* WHAT THE TASK ASKS: Every line that contains the word "gain" should be copied.

* RECORDS FOR THE TASK:
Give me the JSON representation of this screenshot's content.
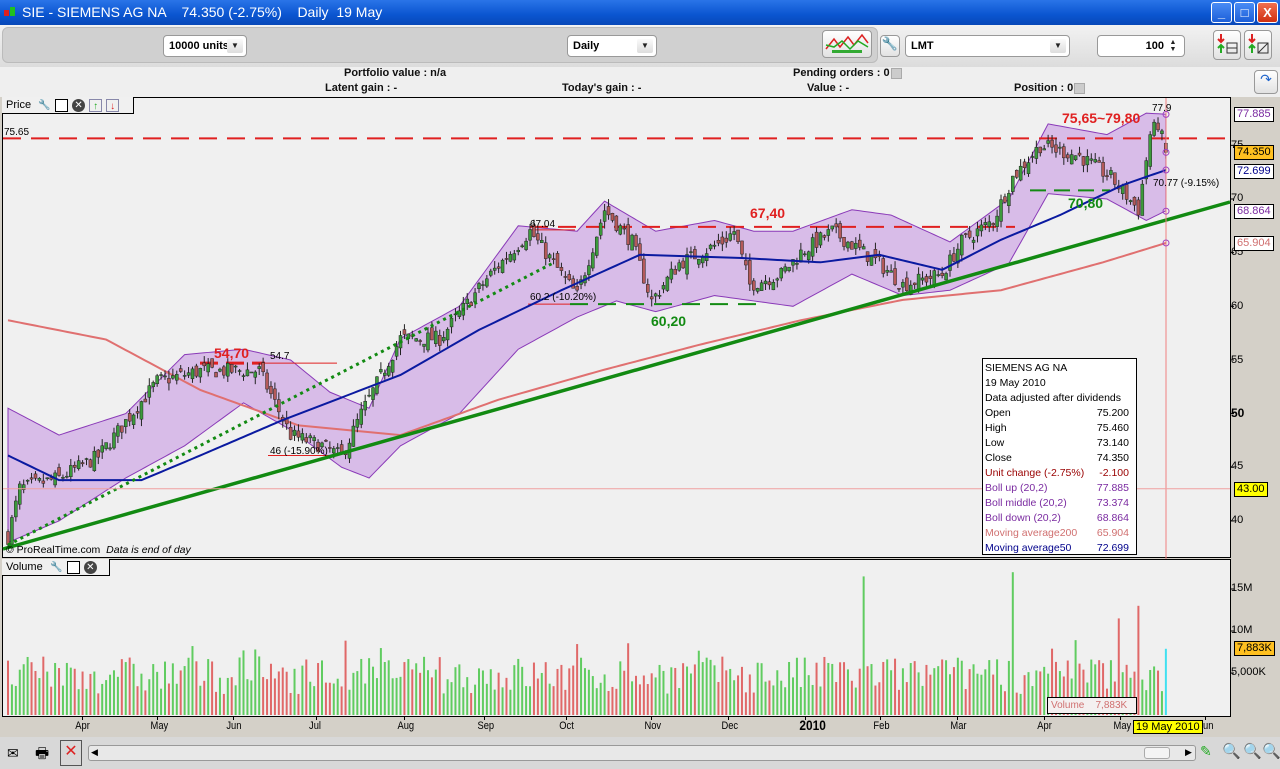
{
  "window": {
    "title": "SIE - SIEMENS AG NA    74.350 (-2.75%)    Daily  19 May",
    "min": "_",
    "max": "□",
    "close": "X"
  },
  "toolbar": {
    "units": "10000 units",
    "period": "Daily",
    "order_type": "LMT",
    "quantity": "100"
  },
  "info": {
    "portfolio_value": "Portfolio value : n/a",
    "latent_gain": "Latent gain : -",
    "todays_gain": "Today's gain : -",
    "pending_orders": "Pending orders : 0",
    "value": "Value : -",
    "position": "Position : 0"
  },
  "price_panel": {
    "title": "Price",
    "watermark": "© ProRealTime.com",
    "watermark_note": "Data is end of day"
  },
  "volume_panel": {
    "title": "Volume",
    "legend_label": "Volume",
    "legend_value": "7,883K"
  },
  "infobox": {
    "name": "SIEMENS AG NA",
    "date": "19 May 2010",
    "note": "Data adjusted after dividends",
    "rows": [
      {
        "label": "Open",
        "value": "75.200",
        "color": "#000000"
      },
      {
        "label": "High",
        "value": "75.460",
        "color": "#000000"
      },
      {
        "label": "Low",
        "value": "73.140",
        "color": "#000000"
      },
      {
        "label": "Close",
        "value": "74.350",
        "color": "#000000"
      },
      {
        "label": "Unit change (-2.75%)",
        "value": "-2.100",
        "color": "#990000"
      },
      {
        "label": "Boll up (20,2)",
        "value": "77.885",
        "color": "#7a2aa0"
      },
      {
        "label": "Boll middle (20,2)",
        "value": "73.374",
        "color": "#7a2aa0"
      },
      {
        "label": "Boll down (20,2)",
        "value": "68.864",
        "color": "#7a2aa0"
      },
      {
        "label": "Moving average200",
        "value": "65.904",
        "color": "#d07070"
      },
      {
        "label": "Moving average50",
        "value": "72.699",
        "color": "#00008b"
      }
    ]
  },
  "annotations": {
    "resist_top": "75,65~79,80",
    "resist_top_left": "75.65",
    "high_label": "77.9",
    "resist_mid": "67,40",
    "resist_mid_small": "67.04",
    "support_mid": "60,20",
    "support_mid_small": "60.2 (-10.20%)",
    "resist_low": "54,70",
    "resist_low_small": "54.7",
    "support_low_small": "46 (-15.90%)",
    "support_top": "70,80",
    "support_top_small": "70.77 (-9.15%)"
  },
  "price_axis": {
    "ticks": [
      "75",
      "70",
      "65",
      "60",
      "55",
      "50",
      "45",
      "40"
    ],
    "tags": {
      "boll_up": "77.885",
      "close": "74.350",
      "ma50": "72.699",
      "boll_down": "68.864",
      "ma200": "65.904",
      "cursor": "43.00"
    }
  },
  "volume_axis": {
    "ticks": [
      "15M",
      "10M",
      "5,000K"
    ],
    "current": "7,883K"
  },
  "x_axis": {
    "labels": [
      "Apr",
      "May",
      "Jun",
      "Jul",
      "Aug",
      "Sep",
      "Oct",
      "Nov",
      "Dec",
      "2010",
      "Feb",
      "Mar",
      "Apr",
      "May",
      "Jun"
    ],
    "cursor_date": "19 May 2010"
  },
  "colors": {
    "up": "#3c9a3c",
    "down": "#b45a5a",
    "band": "#d8bce8",
    "ma50": "#0a1aa0",
    "ma200": "#e07070",
    "trend": "#128a12",
    "resist": "#e02020"
  },
  "chart_data": {
    "type": "candlestick",
    "days": 296,
    "price_range": [
      37,
      80
    ],
    "close_anchors": [
      [
        0,
        38.5
      ],
      [
        3,
        43
      ],
      [
        13,
        44
      ],
      [
        23,
        46
      ],
      [
        38,
        53
      ],
      [
        49,
        54
      ],
      [
        64,
        54
      ],
      [
        72,
        48
      ],
      [
        80,
        47
      ],
      [
        85,
        46
      ],
      [
        90,
        50
      ],
      [
        100,
        57
      ],
      [
        110,
        57
      ],
      [
        123,
        63
      ],
      [
        133,
        67
      ],
      [
        141,
        63
      ],
      [
        145,
        61
      ],
      [
        152,
        69
      ],
      [
        159,
        66
      ],
      [
        164,
        60.5
      ],
      [
        171,
        64
      ],
      [
        182,
        66
      ],
      [
        185,
        67
      ],
      [
        189,
        62
      ],
      [
        197,
        63
      ],
      [
        202,
        65
      ],
      [
        210,
        67
      ],
      [
        222,
        64
      ],
      [
        228,
        62
      ],
      [
        238,
        63
      ],
      [
        243,
        66
      ],
      [
        251,
        68
      ],
      [
        256,
        72
      ],
      [
        263,
        75
      ],
      [
        273,
        74
      ],
      [
        281,
        72
      ],
      [
        288,
        69
      ],
      [
        291,
        76
      ],
      [
        293,
        77
      ],
      [
        295,
        74.35
      ]
    ],
    "ma200": [
      [
        0,
        58.7
      ],
      [
        25,
        56.9
      ],
      [
        49,
        52.2
      ],
      [
        74,
        48.9
      ],
      [
        100,
        48
      ],
      [
        125,
        51.3
      ],
      [
        151,
        54
      ],
      [
        176,
        56.4
      ],
      [
        202,
        58.7
      ],
      [
        228,
        60.6
      ],
      [
        253,
        61.5
      ],
      [
        279,
        64.1
      ],
      [
        295,
        65.9
      ]
    ],
    "ma50": [
      [
        0,
        46.1
      ],
      [
        13,
        43.8
      ],
      [
        34,
        43.8
      ],
      [
        49,
        46.1
      ],
      [
        70,
        49.4
      ],
      [
        80,
        50.8
      ],
      [
        100,
        53.6
      ],
      [
        120,
        57.8
      ],
      [
        141,
        61.5
      ],
      [
        161,
        64.8
      ],
      [
        187,
        64.5
      ],
      [
        207,
        64.1
      ],
      [
        222,
        64.8
      ],
      [
        238,
        63.4
      ],
      [
        253,
        66.2
      ],
      [
        268,
        68.5
      ],
      [
        284,
        71.3
      ],
      [
        295,
        72.7
      ]
    ],
    "boll_up": [
      [
        0,
        50.5
      ],
      [
        13,
        48
      ],
      [
        30,
        50
      ],
      [
        45,
        55.5
      ],
      [
        60,
        56
      ],
      [
        72,
        55
      ],
      [
        82,
        52
      ],
      [
        92,
        50.5
      ],
      [
        100,
        57
      ],
      [
        115,
        60
      ],
      [
        130,
        67.5
      ],
      [
        145,
        67
      ],
      [
        152,
        69.8
      ],
      [
        165,
        67
      ],
      [
        180,
        68
      ],
      [
        190,
        67
      ],
      [
        200,
        67
      ],
      [
        215,
        69
      ],
      [
        225,
        68.5
      ],
      [
        240,
        66
      ],
      [
        255,
        70
      ],
      [
        265,
        77
      ],
      [
        280,
        76
      ],
      [
        290,
        78
      ],
      [
        295,
        77.9
      ]
    ],
    "boll_down": [
      [
        0,
        38
      ],
      [
        13,
        40
      ],
      [
        30,
        44
      ],
      [
        45,
        47
      ],
      [
        60,
        51
      ],
      [
        72,
        48.5
      ],
      [
        85,
        45
      ],
      [
        92,
        44
      ],
      [
        100,
        47
      ],
      [
        115,
        50
      ],
      [
        130,
        56
      ],
      [
        145,
        59
      ],
      [
        155,
        60.5
      ],
      [
        165,
        59.5
      ],
      [
        180,
        61
      ],
      [
        190,
        60.5
      ],
      [
        200,
        60
      ],
      [
        215,
        63
      ],
      [
        228,
        61
      ],
      [
        240,
        61.5
      ],
      [
        255,
        64
      ],
      [
        265,
        70.5
      ],
      [
        280,
        70
      ],
      [
        290,
        68
      ],
      [
        295,
        68.9
      ]
    ],
    "volume_range_M": [
      0,
      18
    ],
    "volume_spikes_M": [
      [
        218,
        16.5
      ],
      [
        256,
        17
      ],
      [
        283,
        11.5
      ],
      [
        288,
        13
      ],
      [
        295,
        7.883
      ]
    ],
    "levels": {
      "resist_top": 75.65,
      "resist_mid": 67.4,
      "support_mid": 60.2,
      "resist_low": 54.7,
      "support_low": 46,
      "support_top": 70.8,
      "cursor": 43
    }
  }
}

* WRITTEN RESPONSE:
    "latent_gain": "Latent gain : -",
    "todays_gain": "Today's gain : -",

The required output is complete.